▸ **GOAL OF THE EXERCISE**
Word for word, set down the records and skip each picture.

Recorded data

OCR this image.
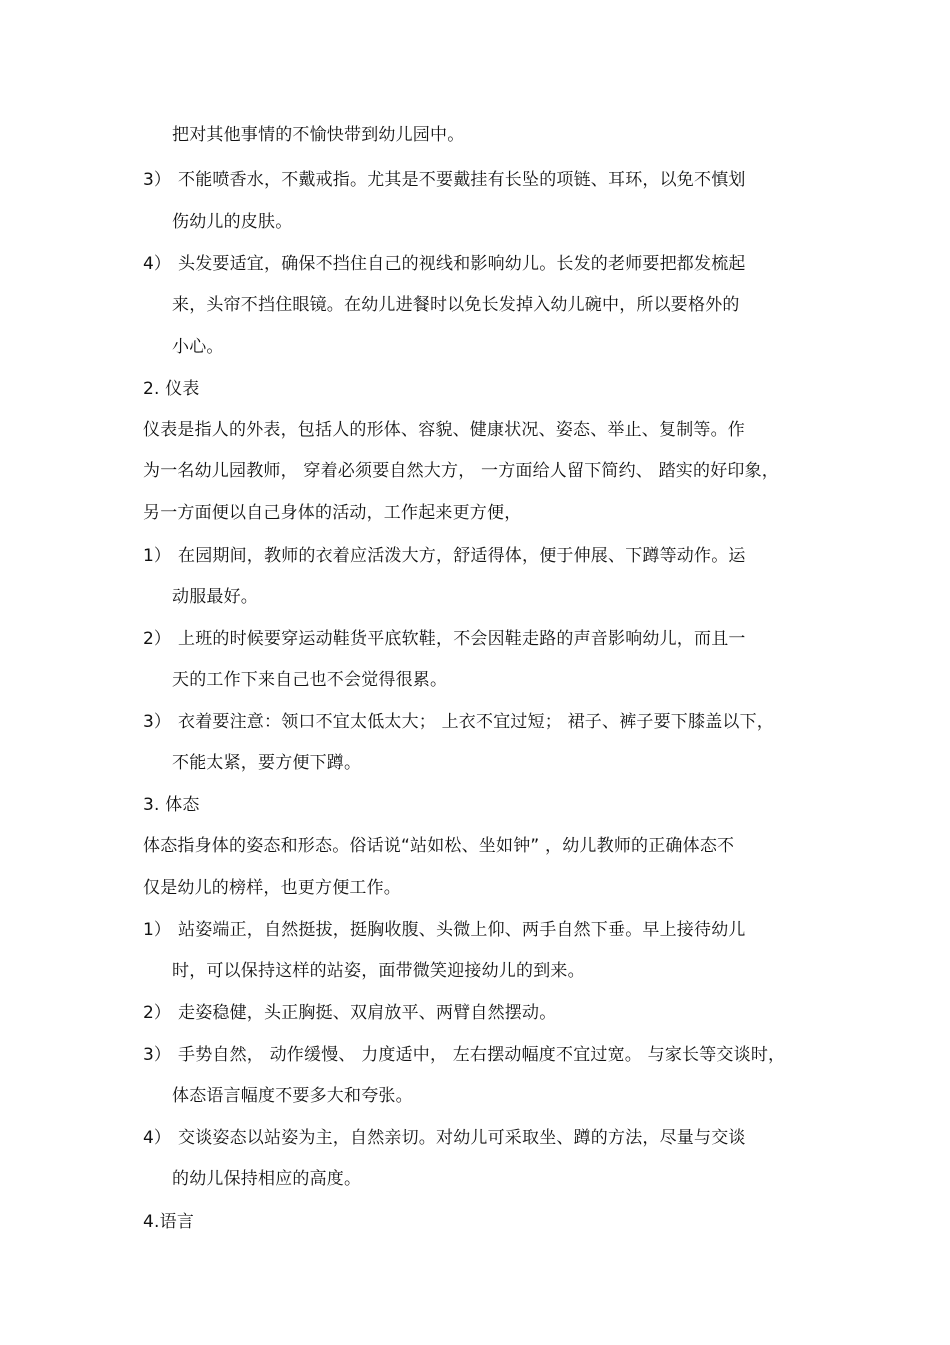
把对其他事情的不愉快带到幼儿园中。
3） 不能喷香水，不戴戒指。尤其是不要戴挂有长坠的项链、耳环，以免不慎划
伤幼儿的皮肤。
4） 头发要适宜，确保不挡住自己的视线和影响幼儿。长发的老师要把都发梳起
来，头帘不挡住眼镜。在幼儿进餐时以免长发掉入幼儿碗中，所以要格外的
小心。
2. 仪表
仪表是指人的外表，包括人的形体、容貌、健康状况、姿态、举止、复制等。作
为一名幼儿园教师， 穿着必须要自然大方， 一方面给人留下简约、 踏实的好印象，
另一方面便以自己身体的活动，工作起来更方便，
1） 在园期间，教师的衣着应活泼大方，舒适得体，便于伸展、下蹲等动作。运
动服最好。
2） 上班的时候要穿运动鞋货平底软鞋，不会因鞋走路的声音影响幼儿，而且一
天的工作下来自己也不会觉得很累。
3） 衣着要注意：领口不宜太低太大； 上衣不宜过短； 裙子、裤子要下膝盖以下，
不能太紧，要方便下蹲。
3. 体态
体态指身体的姿态和形态。俗话说“站如松、坐如钟” ，幼儿教师的正确体态不
仅是幼儿的榜样，也更方便工作。
1） 站姿端正，自然挺拔，挺胸收腹、头微上仰、两手自然下垂。早上接待幼儿
时，可以保持这样的站姿，面带微笑迎接幼儿的到来。
2） 走姿稳健，头正胸挺、双肩放平、两臂自然摆动。
3） 手势自然， 动作缓慢、 力度适中， 左右摆动幅度不宜过宽。 与家长等交谈时，
体态语言幅度不要多大和夸张。
4） 交谈姿态以站姿为主，自然亲切。对幼儿可采取坐、蹲的方法，尽量与交谈
的幼儿保持相应的高度。
4.语言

▸ **FULL ANSWER**
OCR this image.
把对其他事情的不愉快带到幼儿园中。
3） 不能喷香水，不戴戒指。尤其是不要戴挂有长坠的项链、耳环，以免不慎划
伤幼儿的皮肤。
4） 头发要适宜，确保不挡住自己的视线和影响幼儿。长发的老师要把都发梳起
来，头帘不挡住眼镜。在幼儿进餐时以免长发掉入幼儿碗中，所以要格外的
小心。
2. 仪表
仪表是指人的外表，包括人的形体、容貌、健康状况、姿态、举止、复制等。作
为一名幼儿园教师， 穿着必须要自然大方， 一方面给人留下简约、 踏实的好印象，
另一方面便以自己身体的活动，工作起来更方便，
1） 在园期间，教师的衣着应活泼大方，舒适得体，便于伸展、下蹲等动作。运
动服最好。
2） 上班的时候要穿运动鞋货平底软鞋，不会因鞋走路的声音影响幼儿，而且一
天的工作下来自己也不会觉得很累。
3） 衣着要注意：领口不宜太低太大； 上衣不宜过短； 裙子、裤子要下膝盖以下，
不能太紧，要方便下蹲。
3. 体态
体态指身体的姿态和形态。俗话说“站如松、坐如钟” ，幼儿教师的正确体态不
仅是幼儿的榜样，也更方便工作。
1） 站姿端正，自然挺拔，挺胸收腹、头微上仰、两手自然下垂。早上接待幼儿
时，可以保持这样的站姿，面带微笑迎接幼儿的到来。
2） 走姿稳健，头正胸挺、双肩放平、两臂自然摆动。
3） 手势自然， 动作缓慢、 力度适中， 左右摆动幅度不宜过宽。 与家长等交谈时，
体态语言幅度不要多大和夸张。
4） 交谈姿态以站姿为主，自然亲切。对幼儿可采取坐、蹲的方法，尽量与交谈
的幼儿保持相应的高度。
4.语言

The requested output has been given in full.